## Task instructions
Count every line that has the word "Aurubis". Give the number, without anything more.

## Source records
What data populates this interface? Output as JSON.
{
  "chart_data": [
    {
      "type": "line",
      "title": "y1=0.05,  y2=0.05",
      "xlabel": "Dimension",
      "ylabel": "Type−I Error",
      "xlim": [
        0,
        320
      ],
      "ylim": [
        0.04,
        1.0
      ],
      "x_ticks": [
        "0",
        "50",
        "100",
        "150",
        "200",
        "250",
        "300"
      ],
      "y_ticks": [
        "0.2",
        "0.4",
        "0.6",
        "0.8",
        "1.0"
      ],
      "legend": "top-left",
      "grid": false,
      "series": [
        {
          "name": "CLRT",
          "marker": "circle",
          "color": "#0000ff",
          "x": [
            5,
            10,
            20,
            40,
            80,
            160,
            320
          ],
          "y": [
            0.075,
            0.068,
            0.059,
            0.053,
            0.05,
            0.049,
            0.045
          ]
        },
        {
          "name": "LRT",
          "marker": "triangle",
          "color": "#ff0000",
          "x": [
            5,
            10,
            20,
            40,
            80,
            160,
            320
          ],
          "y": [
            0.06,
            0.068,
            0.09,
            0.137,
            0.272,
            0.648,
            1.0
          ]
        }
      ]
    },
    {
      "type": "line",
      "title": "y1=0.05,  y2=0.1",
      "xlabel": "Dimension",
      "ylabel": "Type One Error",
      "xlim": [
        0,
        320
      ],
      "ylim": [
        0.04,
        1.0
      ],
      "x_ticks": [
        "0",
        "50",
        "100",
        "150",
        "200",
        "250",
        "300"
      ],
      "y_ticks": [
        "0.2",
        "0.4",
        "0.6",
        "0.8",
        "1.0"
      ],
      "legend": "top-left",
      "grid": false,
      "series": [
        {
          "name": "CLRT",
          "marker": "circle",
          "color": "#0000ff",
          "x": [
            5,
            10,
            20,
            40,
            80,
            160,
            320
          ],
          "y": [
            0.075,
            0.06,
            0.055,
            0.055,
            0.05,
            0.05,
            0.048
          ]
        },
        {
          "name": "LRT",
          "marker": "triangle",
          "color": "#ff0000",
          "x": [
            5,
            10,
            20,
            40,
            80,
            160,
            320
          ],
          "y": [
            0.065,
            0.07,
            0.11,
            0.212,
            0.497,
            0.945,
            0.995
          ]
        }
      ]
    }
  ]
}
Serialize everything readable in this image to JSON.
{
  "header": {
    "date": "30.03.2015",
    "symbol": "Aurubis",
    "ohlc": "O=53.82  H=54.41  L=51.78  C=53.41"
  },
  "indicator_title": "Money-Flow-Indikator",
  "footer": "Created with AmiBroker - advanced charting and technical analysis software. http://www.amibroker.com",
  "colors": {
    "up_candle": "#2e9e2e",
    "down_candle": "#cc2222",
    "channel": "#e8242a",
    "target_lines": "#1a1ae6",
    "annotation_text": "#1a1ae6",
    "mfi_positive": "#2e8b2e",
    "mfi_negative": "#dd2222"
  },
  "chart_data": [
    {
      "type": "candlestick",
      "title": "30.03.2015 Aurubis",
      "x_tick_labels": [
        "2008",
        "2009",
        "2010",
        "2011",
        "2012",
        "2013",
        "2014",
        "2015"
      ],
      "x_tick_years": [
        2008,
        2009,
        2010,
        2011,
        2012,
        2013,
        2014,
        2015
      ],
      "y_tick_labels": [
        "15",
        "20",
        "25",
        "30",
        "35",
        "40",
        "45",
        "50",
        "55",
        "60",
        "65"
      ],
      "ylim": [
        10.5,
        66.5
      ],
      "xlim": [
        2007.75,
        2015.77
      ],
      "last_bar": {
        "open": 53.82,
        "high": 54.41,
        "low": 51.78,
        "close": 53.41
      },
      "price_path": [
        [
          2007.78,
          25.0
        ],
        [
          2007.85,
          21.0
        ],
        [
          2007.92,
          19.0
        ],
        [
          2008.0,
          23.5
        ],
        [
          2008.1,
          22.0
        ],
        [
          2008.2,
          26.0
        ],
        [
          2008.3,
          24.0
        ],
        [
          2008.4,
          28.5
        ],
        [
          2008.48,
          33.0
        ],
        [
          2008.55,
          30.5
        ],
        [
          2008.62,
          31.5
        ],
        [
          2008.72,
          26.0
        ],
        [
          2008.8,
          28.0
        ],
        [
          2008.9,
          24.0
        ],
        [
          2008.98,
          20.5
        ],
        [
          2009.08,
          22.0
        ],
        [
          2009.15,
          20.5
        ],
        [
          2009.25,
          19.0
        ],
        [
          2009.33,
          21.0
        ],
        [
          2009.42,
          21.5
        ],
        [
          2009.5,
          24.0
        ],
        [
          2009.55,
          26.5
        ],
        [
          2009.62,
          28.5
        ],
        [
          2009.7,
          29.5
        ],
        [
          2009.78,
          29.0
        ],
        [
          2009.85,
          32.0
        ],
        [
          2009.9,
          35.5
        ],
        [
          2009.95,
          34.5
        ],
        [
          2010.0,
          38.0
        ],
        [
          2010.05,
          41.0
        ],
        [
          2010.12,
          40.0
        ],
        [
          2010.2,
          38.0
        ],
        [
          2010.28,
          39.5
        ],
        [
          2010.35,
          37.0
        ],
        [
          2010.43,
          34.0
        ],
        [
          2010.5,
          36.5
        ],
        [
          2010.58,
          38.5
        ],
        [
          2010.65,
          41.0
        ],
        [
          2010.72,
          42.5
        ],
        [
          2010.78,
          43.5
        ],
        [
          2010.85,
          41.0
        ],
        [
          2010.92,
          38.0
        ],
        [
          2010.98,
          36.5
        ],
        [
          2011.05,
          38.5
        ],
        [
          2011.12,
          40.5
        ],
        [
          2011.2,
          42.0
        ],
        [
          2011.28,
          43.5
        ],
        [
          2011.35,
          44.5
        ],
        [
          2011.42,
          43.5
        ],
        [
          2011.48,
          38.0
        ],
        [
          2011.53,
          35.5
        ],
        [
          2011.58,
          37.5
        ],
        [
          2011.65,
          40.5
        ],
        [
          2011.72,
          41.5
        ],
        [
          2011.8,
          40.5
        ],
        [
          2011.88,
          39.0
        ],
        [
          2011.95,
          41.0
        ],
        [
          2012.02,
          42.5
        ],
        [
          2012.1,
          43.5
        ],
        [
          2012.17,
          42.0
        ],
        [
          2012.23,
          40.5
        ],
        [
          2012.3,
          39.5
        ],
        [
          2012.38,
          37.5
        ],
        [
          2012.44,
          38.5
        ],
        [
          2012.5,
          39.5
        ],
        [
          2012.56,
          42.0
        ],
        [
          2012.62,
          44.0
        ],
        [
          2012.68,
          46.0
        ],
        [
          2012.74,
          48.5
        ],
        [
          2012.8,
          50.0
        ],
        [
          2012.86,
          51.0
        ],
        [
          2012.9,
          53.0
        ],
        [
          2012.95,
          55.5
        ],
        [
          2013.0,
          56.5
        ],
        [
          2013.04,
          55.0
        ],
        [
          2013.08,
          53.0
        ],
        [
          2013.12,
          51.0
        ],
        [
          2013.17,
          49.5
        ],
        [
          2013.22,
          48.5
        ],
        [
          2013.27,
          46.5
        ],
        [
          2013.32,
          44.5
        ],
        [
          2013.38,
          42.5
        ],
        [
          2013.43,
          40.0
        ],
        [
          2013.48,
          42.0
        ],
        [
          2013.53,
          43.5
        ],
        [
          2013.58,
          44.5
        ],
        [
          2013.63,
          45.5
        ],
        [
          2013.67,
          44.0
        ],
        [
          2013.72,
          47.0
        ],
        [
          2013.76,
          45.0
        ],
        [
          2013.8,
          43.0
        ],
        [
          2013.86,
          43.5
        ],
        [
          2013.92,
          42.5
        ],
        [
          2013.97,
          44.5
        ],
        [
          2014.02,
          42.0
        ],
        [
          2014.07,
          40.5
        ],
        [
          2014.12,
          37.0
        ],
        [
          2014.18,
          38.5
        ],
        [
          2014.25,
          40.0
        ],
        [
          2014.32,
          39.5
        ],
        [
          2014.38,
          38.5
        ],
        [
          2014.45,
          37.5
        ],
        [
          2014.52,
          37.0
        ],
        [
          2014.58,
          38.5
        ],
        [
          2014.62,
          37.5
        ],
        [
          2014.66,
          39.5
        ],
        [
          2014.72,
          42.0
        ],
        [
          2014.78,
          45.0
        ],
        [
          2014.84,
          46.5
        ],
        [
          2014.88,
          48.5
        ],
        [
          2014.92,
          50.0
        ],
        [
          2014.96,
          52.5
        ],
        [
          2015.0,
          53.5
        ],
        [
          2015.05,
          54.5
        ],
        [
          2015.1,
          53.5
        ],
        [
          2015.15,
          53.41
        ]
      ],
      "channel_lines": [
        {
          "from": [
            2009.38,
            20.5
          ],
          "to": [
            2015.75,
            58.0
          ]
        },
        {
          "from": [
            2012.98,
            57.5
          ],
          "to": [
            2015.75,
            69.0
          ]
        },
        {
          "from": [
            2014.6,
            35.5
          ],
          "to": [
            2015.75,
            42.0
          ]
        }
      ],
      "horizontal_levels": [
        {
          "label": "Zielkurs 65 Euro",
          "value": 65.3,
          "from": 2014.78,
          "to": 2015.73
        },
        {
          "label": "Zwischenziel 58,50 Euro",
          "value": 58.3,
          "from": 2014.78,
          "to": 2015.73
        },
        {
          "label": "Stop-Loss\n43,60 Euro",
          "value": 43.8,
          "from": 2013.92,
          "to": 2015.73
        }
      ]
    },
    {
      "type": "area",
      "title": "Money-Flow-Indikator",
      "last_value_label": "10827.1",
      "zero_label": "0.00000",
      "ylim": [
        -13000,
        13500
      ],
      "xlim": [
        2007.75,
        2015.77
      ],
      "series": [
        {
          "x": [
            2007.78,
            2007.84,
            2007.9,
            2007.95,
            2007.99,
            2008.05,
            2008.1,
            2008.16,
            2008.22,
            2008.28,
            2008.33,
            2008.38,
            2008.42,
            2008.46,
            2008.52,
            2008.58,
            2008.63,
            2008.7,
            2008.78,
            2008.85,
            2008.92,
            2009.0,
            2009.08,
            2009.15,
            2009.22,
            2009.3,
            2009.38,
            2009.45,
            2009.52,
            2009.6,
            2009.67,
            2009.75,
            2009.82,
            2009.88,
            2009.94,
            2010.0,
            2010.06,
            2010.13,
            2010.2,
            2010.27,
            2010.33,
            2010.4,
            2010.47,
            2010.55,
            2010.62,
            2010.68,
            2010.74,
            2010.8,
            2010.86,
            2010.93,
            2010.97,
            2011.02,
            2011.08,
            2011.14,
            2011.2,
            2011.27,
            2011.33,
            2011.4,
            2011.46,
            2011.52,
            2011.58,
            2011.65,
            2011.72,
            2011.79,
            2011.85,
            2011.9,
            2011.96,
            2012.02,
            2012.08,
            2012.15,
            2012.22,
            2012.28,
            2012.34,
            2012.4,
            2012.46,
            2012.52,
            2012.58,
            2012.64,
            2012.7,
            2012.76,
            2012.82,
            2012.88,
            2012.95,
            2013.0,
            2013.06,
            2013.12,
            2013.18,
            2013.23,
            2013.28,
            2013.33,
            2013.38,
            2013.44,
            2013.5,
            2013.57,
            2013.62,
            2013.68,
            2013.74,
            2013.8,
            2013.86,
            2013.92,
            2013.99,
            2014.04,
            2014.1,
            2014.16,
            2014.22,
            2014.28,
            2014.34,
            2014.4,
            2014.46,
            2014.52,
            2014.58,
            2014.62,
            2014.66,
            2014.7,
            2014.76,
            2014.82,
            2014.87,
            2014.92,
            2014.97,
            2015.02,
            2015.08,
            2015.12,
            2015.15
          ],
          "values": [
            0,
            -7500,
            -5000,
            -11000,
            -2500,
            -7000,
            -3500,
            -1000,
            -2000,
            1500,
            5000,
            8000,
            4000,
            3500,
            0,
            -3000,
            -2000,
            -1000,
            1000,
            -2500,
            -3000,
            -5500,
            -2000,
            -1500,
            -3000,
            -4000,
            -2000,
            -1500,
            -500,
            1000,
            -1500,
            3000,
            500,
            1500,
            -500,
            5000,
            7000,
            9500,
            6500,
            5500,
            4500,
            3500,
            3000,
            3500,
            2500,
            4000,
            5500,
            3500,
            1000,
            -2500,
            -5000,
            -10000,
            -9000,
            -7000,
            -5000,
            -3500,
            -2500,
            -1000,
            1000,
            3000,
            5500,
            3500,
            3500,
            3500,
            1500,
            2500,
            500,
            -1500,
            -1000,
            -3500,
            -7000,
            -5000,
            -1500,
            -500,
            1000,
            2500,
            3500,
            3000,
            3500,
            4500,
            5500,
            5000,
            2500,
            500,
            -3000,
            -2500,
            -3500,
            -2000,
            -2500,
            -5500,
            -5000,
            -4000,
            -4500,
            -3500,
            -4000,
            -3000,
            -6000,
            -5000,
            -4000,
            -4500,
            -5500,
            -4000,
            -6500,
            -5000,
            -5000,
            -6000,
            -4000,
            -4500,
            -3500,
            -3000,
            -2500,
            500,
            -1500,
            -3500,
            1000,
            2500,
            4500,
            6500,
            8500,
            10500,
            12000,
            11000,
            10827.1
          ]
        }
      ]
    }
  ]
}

## The completed task
2